__Problem description__: Pictures do not belong in the copy; transcribe everything else in the records exactly.

....

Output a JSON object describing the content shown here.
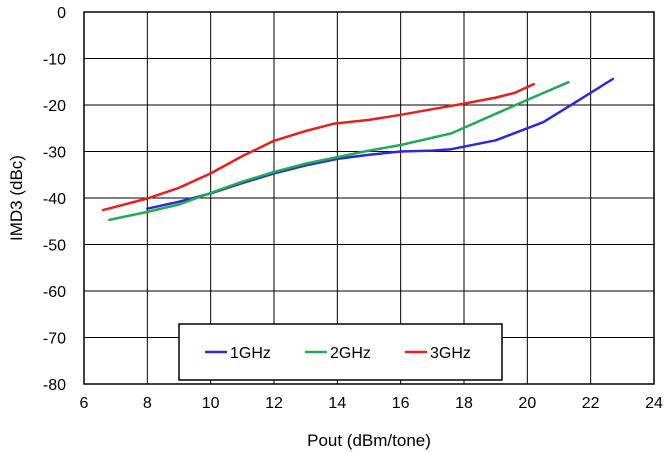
{
  "chart_data": {
    "type": "line",
    "title": "",
    "xlabel": "Pout (dBm/tone)",
    "ylabel": "IMD3 (dBc)",
    "xlim": [
      6,
      24
    ],
    "ylim": [
      -80,
      0
    ],
    "xticks": [
      6,
      8,
      10,
      12,
      14,
      16,
      18,
      20,
      22,
      24
    ],
    "yticks": [
      0,
      -10,
      -20,
      -30,
      -40,
      -50,
      -60,
      -70,
      -80
    ],
    "grid": true,
    "legend_position": "bottom-center",
    "series": [
      {
        "name": "1GHz",
        "color": "#2b2bd6",
        "x": [
          8.0,
          9.0,
          10.0,
          11.0,
          12.0,
          13.0,
          14.0,
          15.0,
          16.0,
          17.0,
          17.6,
          19.0,
          20.5,
          21.5,
          22.7
        ],
        "y": [
          -42.3,
          -40.8,
          -39.0,
          -36.8,
          -34.7,
          -33.0,
          -31.6,
          -30.7,
          -30.0,
          -29.8,
          -29.5,
          -27.6,
          -23.7,
          -19.5,
          -14.4
        ]
      },
      {
        "name": "2GHz",
        "color": "#22aa55",
        "x": [
          6.8,
          8.0,
          9.0,
          10.0,
          11.0,
          12.0,
          13.0,
          14.0,
          15.0,
          16.0,
          17.6,
          19.0,
          20.0,
          21.3
        ],
        "y": [
          -44.7,
          -43.0,
          -41.4,
          -38.9,
          -36.5,
          -34.4,
          -32.6,
          -31.2,
          -29.8,
          -28.6,
          -26.1,
          -21.9,
          -18.9,
          -15.1
        ]
      },
      {
        "name": "3GHz",
        "color": "#e52020",
        "x": [
          6.6,
          8.0,
          9.0,
          10.0,
          11.0,
          12.0,
          13.0,
          13.9,
          15.0,
          16.0,
          17.0,
          18.0,
          19.0,
          19.6,
          20.2
        ],
        "y": [
          -42.6,
          -40.1,
          -37.8,
          -34.7,
          -31.0,
          -27.7,
          -25.6,
          -24.0,
          -23.2,
          -22.1,
          -20.9,
          -19.7,
          -18.4,
          -17.4,
          -15.5
        ]
      }
    ]
  }
}
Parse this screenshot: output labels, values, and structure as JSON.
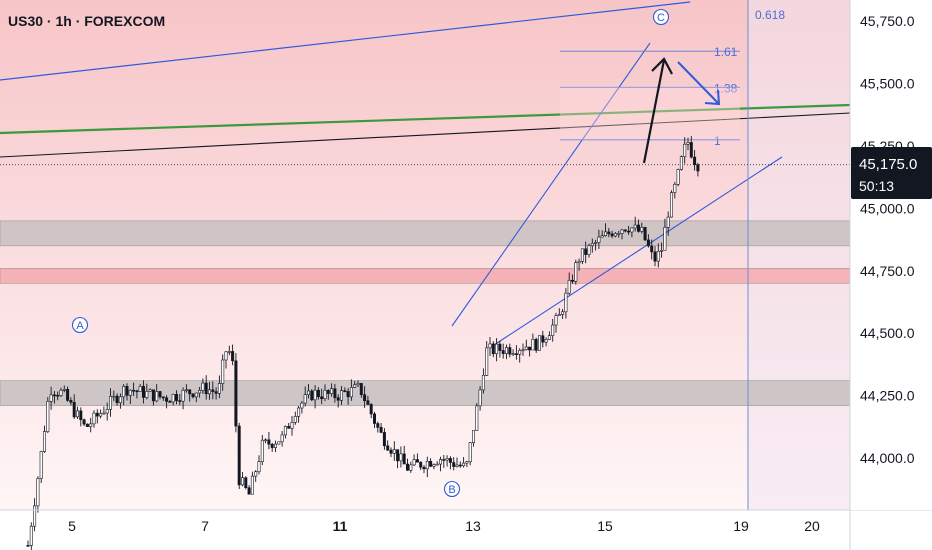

....

__Answer below__:
Output a JSON object describing the content shown here.
{
  "chart_data": {
    "type": "line",
    "title": "",
    "xlabel": "Pout (dBm/tone)",
    "ylabel": "IMD3 (dBc)",
    "xlim": [
      6,
      24
    ],
    "ylim": [
      -80,
      0
    ],
    "xticks": [
      6,
      8,
      10,
      12,
      14,
      16,
      18,
      20,
      22,
      24
    ],
    "yticks": [
      0,
      -10,
      -20,
      -30,
      -40,
      -50,
      -60,
      -70,
      -80
    ],
    "grid": true,
    "legend_position": "bottom-center",
    "series": [
      {
        "name": "1GHz",
        "color": "#2b2bd6",
        "x": [
          8.0,
          9.0,
          10.0,
          11.0,
          12.0,
          13.0,
          14.0,
          15.0,
          16.0,
          17.0,
          17.6,
          19.0,
          20.5,
          21.5,
          22.7
        ],
        "y": [
          -42.3,
          -40.8,
          -39.0,
          -36.8,
          -34.7,
          -33.0,
          -31.6,
          -30.7,
          -30.0,
          -29.8,
          -29.5,
          -27.6,
          -23.7,
          -19.5,
          -14.4
        ]
      },
      {
        "name": "2GHz",
        "color": "#22aa55",
        "x": [
          6.8,
          8.0,
          9.0,
          10.0,
          11.0,
          12.0,
          13.0,
          14.0,
          15.0,
          16.0,
          17.6,
          19.0,
          20.0,
          21.3
        ],
        "y": [
          -44.7,
          -43.0,
          -41.4,
          -38.9,
          -36.5,
          -34.4,
          -32.6,
          -31.2,
          -29.8,
          -28.6,
          -26.1,
          -21.9,
          -18.9,
          -15.1
        ]
      },
      {
        "name": "3GHz",
        "color": "#e52020",
        "x": [
          6.6,
          8.0,
          9.0,
          10.0,
          11.0,
          12.0,
          13.0,
          13.9,
          15.0,
          16.0,
          17.0,
          18.0,
          19.0,
          19.6,
          20.2
        ],
        "y": [
          -42.6,
          -40.1,
          -37.8,
          -34.7,
          -31.0,
          -27.7,
          -25.6,
          -24.0,
          -23.2,
          -22.1,
          -20.9,
          -19.7,
          -18.4,
          -17.4,
          -15.5
        ]
      }
    ]
  }
}
Parse this screenshot: output labels, values, and structure as JSON.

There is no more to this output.